→ **GIVEN INSTRUCTION**
Check each line of the data below for the word "series", then extract the ones that have it.
--- START OF DATA SHOWN ---
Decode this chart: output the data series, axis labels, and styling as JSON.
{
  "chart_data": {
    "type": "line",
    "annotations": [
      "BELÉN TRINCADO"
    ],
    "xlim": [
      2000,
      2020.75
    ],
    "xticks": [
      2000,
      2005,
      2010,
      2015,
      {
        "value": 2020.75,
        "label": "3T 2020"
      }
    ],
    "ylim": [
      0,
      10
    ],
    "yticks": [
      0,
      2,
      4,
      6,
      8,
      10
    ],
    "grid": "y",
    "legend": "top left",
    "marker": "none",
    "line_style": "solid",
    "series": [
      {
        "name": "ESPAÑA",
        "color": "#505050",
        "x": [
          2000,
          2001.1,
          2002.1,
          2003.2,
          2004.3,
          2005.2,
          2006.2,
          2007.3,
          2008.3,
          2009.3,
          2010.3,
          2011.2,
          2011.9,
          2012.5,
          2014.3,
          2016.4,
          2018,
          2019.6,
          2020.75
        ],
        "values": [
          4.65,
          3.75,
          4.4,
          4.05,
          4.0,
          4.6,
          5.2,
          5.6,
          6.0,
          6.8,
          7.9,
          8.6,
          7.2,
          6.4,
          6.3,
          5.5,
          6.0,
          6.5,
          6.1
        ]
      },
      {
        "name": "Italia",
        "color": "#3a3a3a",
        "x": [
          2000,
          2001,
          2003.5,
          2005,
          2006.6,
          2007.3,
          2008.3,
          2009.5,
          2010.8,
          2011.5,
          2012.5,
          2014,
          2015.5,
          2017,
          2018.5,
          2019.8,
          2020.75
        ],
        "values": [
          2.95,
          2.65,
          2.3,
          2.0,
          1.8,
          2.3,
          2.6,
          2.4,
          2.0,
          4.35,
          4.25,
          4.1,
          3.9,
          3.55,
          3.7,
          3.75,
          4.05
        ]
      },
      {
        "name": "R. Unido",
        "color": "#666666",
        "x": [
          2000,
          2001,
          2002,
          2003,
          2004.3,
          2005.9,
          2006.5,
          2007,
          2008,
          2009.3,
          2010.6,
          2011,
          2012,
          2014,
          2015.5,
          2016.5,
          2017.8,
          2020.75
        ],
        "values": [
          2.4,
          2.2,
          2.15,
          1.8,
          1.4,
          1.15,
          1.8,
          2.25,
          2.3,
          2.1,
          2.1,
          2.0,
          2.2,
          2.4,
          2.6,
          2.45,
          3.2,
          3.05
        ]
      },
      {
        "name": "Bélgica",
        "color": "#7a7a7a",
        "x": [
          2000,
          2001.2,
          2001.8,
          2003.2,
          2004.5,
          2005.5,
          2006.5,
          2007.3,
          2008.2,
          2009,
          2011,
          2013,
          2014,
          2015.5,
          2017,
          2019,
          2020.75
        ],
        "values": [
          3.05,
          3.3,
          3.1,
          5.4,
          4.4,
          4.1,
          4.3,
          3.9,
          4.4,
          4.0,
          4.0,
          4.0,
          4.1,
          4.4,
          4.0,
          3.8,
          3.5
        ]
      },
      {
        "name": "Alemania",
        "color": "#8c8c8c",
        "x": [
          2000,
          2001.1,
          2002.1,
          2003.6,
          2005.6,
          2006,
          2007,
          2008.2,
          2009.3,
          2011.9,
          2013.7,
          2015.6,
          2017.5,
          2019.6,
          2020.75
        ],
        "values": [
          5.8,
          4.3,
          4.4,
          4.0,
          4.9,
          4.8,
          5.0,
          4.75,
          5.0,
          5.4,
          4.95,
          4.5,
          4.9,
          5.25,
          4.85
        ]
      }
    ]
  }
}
--- END OF DATA SHOWN ---
→ **TASK RESPONSE**
Decode this chart: output the data series, axis labels, and styling as JSON.
    "series": [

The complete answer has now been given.